WHAT YOU NEED TO DO. Identify each line below that contains the word "Flow", and copy it out.

RECORDS.
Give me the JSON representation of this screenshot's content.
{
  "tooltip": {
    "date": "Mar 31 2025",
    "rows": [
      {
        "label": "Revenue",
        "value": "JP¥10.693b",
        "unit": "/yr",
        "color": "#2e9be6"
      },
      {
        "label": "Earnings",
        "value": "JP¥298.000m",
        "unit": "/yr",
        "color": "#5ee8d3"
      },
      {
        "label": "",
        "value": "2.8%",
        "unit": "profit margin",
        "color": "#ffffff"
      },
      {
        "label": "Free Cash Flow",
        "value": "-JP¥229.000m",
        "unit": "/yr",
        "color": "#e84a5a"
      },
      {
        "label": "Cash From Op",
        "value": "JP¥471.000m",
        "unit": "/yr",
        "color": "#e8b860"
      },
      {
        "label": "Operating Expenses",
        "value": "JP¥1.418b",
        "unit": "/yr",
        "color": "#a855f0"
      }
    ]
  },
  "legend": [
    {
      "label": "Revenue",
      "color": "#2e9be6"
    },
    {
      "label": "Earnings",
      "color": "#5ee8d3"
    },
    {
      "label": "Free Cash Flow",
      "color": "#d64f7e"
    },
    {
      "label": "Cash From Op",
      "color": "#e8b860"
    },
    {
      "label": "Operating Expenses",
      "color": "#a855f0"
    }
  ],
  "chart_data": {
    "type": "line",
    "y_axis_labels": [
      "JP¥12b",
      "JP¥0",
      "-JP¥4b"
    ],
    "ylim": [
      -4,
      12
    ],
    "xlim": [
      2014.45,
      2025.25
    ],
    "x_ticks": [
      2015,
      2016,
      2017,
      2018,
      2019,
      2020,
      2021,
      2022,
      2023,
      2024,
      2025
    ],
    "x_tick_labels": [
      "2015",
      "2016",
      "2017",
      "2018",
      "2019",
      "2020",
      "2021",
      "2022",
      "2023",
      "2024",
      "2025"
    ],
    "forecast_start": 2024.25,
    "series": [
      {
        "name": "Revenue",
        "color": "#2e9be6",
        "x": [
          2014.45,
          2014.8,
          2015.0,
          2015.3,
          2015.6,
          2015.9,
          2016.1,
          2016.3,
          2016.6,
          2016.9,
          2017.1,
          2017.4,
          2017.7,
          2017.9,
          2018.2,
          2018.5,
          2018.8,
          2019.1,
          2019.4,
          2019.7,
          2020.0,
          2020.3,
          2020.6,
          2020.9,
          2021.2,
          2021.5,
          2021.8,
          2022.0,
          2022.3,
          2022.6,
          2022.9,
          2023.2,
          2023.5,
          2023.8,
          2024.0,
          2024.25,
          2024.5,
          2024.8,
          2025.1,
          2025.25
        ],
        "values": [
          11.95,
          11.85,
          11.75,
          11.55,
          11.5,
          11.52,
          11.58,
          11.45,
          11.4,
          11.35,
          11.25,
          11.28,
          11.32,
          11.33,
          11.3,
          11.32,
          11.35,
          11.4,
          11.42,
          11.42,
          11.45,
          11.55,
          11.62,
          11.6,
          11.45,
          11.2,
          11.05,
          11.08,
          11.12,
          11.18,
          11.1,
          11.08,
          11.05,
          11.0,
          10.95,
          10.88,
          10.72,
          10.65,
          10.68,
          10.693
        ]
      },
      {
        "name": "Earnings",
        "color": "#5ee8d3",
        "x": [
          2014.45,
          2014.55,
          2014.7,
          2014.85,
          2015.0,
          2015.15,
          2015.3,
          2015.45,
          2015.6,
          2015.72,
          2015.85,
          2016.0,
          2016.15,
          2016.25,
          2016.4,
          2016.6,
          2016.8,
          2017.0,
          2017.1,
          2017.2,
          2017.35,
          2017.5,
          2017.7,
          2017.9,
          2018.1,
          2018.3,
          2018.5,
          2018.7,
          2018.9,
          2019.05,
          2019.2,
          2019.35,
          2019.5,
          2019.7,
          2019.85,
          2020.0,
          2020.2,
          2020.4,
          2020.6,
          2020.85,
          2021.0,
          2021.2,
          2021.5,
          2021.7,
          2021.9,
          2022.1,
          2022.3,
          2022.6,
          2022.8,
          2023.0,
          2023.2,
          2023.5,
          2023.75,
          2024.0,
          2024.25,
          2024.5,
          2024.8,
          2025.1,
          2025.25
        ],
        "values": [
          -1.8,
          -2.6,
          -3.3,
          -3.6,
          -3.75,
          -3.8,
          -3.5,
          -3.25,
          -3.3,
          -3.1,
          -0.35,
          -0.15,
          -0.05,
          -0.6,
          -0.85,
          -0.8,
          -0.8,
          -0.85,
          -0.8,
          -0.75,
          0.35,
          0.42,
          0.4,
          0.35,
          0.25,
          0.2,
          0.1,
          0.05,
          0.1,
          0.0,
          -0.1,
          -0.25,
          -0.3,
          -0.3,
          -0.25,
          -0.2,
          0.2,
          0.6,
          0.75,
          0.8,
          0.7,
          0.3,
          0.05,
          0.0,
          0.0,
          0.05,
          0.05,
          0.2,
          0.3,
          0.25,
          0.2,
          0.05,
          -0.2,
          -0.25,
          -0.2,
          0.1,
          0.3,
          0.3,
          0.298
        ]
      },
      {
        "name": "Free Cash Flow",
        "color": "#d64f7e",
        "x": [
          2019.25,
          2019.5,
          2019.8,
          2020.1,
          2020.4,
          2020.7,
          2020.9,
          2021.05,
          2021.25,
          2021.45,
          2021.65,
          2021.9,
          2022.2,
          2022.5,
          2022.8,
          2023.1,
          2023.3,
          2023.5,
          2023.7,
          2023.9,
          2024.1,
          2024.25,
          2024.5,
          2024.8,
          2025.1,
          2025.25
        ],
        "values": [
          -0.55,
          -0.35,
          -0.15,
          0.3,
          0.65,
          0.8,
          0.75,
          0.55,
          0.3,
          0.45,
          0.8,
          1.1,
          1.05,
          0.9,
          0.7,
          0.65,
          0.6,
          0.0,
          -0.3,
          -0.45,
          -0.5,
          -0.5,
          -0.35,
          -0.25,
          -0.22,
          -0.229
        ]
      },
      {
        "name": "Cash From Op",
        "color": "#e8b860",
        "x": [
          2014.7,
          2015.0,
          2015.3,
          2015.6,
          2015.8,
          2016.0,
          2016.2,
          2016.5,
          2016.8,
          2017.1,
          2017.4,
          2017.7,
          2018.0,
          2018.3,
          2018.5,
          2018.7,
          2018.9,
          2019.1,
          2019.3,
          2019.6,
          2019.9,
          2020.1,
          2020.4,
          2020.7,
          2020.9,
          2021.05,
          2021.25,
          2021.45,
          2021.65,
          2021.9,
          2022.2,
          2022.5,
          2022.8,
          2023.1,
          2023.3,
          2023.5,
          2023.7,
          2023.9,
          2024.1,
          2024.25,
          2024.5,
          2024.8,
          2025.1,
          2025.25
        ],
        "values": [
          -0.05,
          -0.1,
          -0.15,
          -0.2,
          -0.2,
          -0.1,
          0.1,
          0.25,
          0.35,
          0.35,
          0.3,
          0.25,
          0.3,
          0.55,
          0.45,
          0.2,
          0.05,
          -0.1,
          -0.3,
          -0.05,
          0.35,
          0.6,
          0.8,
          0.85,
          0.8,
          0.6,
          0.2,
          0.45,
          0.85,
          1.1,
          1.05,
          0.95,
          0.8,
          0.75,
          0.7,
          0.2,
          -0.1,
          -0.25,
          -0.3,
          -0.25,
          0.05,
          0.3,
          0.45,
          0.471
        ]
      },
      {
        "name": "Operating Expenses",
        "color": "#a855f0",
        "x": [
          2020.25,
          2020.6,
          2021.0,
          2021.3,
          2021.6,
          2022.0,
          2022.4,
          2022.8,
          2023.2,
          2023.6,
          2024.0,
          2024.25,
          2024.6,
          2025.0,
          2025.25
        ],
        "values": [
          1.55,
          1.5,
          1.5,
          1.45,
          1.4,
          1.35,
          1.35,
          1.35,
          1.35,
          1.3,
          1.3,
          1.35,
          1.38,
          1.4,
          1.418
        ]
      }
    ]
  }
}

WORKED ANSWER.
        "label": "Free Cash Flow",
      "label": "Free Cash Flow",
        "name": "Free Cash Flow",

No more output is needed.